> To be done
Your task is to restate the data word for word.
-------------------------
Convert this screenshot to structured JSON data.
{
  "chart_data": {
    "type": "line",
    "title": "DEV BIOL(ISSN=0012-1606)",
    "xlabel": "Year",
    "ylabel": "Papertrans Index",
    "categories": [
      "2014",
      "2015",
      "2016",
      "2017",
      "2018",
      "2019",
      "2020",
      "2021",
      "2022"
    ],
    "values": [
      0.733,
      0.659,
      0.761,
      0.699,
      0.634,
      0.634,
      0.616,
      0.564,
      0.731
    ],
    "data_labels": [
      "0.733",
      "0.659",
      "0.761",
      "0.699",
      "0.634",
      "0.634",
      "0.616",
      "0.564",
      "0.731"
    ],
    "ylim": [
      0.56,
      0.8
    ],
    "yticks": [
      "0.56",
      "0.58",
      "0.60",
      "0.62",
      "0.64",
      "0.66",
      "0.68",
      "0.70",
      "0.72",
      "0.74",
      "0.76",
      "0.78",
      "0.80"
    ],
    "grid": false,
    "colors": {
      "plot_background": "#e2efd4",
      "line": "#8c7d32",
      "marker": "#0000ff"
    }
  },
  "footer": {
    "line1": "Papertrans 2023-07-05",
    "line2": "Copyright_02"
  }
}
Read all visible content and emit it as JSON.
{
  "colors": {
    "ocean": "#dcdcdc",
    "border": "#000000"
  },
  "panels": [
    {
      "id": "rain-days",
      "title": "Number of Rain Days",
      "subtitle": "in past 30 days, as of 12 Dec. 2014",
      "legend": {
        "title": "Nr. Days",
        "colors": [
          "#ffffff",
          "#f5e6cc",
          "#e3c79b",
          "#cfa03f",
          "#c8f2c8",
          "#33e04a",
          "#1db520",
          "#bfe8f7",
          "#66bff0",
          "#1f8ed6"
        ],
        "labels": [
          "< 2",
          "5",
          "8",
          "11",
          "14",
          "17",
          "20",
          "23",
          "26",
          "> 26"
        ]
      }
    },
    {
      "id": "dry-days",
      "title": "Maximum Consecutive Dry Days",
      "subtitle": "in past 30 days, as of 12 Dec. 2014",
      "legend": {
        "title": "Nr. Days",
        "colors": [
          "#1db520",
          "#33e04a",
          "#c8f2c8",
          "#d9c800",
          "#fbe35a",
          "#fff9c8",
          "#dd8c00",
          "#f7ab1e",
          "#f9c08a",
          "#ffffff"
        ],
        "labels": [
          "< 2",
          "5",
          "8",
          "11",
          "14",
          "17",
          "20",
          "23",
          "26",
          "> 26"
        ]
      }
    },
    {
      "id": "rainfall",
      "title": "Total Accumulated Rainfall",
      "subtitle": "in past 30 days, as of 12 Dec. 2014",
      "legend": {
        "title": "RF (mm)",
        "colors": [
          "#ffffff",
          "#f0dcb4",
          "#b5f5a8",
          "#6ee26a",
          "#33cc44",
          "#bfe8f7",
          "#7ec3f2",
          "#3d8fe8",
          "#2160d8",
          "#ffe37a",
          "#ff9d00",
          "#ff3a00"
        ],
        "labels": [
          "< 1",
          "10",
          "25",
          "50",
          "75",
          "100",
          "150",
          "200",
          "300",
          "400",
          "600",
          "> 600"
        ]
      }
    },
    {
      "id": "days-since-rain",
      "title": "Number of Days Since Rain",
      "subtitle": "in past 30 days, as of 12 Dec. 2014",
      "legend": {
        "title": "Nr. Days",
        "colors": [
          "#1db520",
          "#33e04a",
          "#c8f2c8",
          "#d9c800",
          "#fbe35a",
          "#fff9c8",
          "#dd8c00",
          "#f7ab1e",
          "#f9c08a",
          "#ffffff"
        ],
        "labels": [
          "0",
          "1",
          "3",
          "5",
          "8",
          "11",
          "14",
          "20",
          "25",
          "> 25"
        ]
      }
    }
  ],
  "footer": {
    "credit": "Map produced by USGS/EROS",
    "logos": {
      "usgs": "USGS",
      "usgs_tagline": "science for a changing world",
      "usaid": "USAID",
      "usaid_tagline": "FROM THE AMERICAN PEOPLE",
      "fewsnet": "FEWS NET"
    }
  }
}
-------------------------
> Solution to this task
Convert this screenshot to structured JSON data.
{
  "chart_data": {
    "type": "line",
    "title": "DEV BIOL(ISSN=0012-1606)",
    "xlabel": "Year",
    "ylabel": "Papertrans Index",
    "categories": [
      "2014",
      "2015",
      "2016",
      "2017",
      "2018",
      "2019",
      "2020",
      "2021",
      "2022"
    ],
    "values": [
      0.733,
      0.659,
      0.761,
      0.699,
      0.634,
      0.634,
      0.616,
      0.564,
      0.731
    ],
    "data_labels": [
      "0.733",
      "0.659",
      "0.761",
      "0.699",
      "0.634",
      "0.634",
      "0.616",
      "0.564",
      "0.731"
    ],
    "ylim": [
      0.56,
      0.8
    ],
    "yticks": [
      "0.56",
      "0.58",
      "0.60",
      "0.62",
      "0.64",
      "0.66",
      "0.68",
      "0.70",
      "0.72",
      "0.74",
      "0.76",
      "0.78",
      "0.80"
    ],
    "grid": false,
    "colors": {
      "plot_background": "#e2efd4",
      "line": "#8c7d32",
      "marker": "#0000ff"
    }
  },
  "footer": {
    "line1": "Papertrans 2023-07-05",
    "line2": "Copyright_02"
  }
}
Read all visible content and emit it as JSON.
{
  "colors": {
    "ocean": "#dcdcdc",
    "border": "#000000"
  },
  "panels": [
    {
      "id": "rain-days",
      "title": "Number of Rain Days",
      "subtitle": "in past 30 days, as of 12 Dec. 2014",
      "legend": {
        "title": "Nr. Days",
        "colors": [
          "#ffffff",
          "#f5e6cc",
          "#e3c79b",
          "#cfa03f",
          "#c8f2c8",
          "#33e04a",
          "#1db520",
          "#bfe8f7",
          "#66bff0",
          "#1f8ed6"
        ],
        "labels": [
          "< 2",
          "5",
          "8",
          "11",
          "14",
          "17",
          "20",
          "23",
          "26",
          "> 26"
        ]
      }
    },
    {
      "id": "dry-days",
      "title": "Maximum Consecutive Dry Days",
      "subtitle": "in past 30 days, as of 12 Dec. 2014",
      "legend": {
        "title": "Nr. Days",
        "colors": [
          "#1db520",
          "#33e04a",
          "#c8f2c8",
          "#d9c800",
          "#fbe35a",
          "#fff9c8",
          "#dd8c00",
          "#f7ab1e",
          "#f9c08a",
          "#ffffff"
        ],
        "labels": [
          "< 2",
          "5",
          "8",
          "11",
          "14",
          "17",
          "20",
          "23",
          "26",
          "> 26"
        ]
      }
    },
    {
      "id": "rainfall",
      "title": "Total Accumulated Rainfall",
      "subtitle": "in past 30 days, as of 12 Dec. 2014",
      "legend": {
        "title": "RF (mm)",
        "colors": [
          "#ffffff",
          "#f0dcb4",
          "#b5f5a8",
          "#6ee26a",
          "#33cc44",
          "#bfe8f7",
          "#7ec3f2",
          "#3d8fe8",
          "#2160d8",
          "#ffe37a",
          "#ff9d00",
          "#ff3a00"
        ],
        "labels": [
          "< 1",
          "10",
          "25",
          "50",
          "75",
          "100",
          "150",
          "200",
          "300",
          "400",
          "600",
          "> 600"
        ]
      }
    },
    {
      "id": "days-since-rain",
      "title": "Number of Days Since Rain",
      "subtitle": "in past 30 days, as of 12 Dec. 2014",
      "legend": {
        "title": "Nr. Days",
        "colors": [
          "#1db520",
          "#33e04a",
          "#c8f2c8",
          "#d9c800",
          "#fbe35a",
          "#fff9c8",
          "#dd8c00",
          "#f7ab1e",
          "#f9c08a",
          "#ffffff"
        ],
        "labels": [
          "0",
          "1",
          "3",
          "5",
          "8",
          "11",
          "14",
          "20",
          "25",
          "> 25"
        ]
      }
    }
  ],
  "footer": {
    "credit": "Map produced by USGS/EROS",
    "logos": {
      "usgs": "USGS",
      "usgs_tagline": "science for a changing world",
      "usaid": "USAID",
      "usaid_tagline": "FROM THE AMERICAN PEOPLE",
      "fewsnet": "FEWS NET"
    }
  }
}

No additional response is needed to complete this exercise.